[Dataset items]

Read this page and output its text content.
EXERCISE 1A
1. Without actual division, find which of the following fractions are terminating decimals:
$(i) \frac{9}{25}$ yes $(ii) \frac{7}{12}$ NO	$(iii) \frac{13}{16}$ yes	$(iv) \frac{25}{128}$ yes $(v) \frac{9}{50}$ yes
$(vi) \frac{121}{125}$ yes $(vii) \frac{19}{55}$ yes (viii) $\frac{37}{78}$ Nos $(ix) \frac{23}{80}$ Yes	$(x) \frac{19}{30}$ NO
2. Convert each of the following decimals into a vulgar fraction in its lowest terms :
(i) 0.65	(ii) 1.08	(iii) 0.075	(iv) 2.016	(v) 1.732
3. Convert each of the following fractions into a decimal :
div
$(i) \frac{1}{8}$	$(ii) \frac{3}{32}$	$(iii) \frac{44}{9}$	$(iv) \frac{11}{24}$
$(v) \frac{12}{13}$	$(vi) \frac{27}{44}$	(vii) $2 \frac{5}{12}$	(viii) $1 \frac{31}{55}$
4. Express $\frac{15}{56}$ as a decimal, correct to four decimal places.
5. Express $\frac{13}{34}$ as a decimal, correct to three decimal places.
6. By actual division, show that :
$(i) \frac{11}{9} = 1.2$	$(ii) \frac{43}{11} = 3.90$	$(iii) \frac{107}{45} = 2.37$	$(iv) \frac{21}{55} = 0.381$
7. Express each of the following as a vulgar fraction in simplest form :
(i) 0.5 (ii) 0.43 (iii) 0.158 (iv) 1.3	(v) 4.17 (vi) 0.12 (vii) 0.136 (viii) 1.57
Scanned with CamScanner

--

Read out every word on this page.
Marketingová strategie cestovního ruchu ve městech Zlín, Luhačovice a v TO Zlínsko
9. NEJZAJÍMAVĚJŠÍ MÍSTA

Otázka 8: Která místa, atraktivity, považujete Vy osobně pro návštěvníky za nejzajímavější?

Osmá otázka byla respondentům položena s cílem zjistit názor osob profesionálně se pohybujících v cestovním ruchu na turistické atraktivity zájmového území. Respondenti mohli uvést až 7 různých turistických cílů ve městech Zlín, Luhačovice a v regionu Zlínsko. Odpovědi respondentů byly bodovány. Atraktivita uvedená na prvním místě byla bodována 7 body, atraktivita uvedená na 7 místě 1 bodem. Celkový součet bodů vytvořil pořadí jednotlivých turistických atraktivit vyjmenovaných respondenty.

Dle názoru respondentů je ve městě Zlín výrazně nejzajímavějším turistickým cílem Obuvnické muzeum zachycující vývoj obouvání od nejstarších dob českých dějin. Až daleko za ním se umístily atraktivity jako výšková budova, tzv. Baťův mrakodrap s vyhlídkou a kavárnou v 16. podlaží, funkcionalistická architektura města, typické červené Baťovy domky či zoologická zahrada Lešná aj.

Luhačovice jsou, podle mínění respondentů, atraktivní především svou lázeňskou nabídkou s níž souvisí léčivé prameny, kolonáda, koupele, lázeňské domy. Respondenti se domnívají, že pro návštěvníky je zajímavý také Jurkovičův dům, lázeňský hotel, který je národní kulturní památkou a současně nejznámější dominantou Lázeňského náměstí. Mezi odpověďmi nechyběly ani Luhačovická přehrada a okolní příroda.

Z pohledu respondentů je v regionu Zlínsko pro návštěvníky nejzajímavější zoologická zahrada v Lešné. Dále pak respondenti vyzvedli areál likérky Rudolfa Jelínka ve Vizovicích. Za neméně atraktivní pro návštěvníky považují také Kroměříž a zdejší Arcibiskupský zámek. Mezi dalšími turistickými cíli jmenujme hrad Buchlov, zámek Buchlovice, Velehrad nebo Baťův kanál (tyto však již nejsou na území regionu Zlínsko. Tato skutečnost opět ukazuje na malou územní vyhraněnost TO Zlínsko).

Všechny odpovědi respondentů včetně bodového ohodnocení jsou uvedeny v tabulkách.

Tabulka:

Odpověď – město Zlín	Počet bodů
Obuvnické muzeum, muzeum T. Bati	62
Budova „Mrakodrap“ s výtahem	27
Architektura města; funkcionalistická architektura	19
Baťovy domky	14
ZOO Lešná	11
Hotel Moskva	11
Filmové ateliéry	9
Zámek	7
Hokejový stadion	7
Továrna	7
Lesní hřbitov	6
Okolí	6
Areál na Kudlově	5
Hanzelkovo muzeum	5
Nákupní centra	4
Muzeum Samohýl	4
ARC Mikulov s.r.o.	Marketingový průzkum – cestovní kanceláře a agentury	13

■ Problem ■
From the data, pick out every line that includes "vulgar".

■ Full output ■
2. Convert each of the following decimals into a vulgar fraction in its lowest terms :
7. Express each of the following as a vulgar fraction in simplest form :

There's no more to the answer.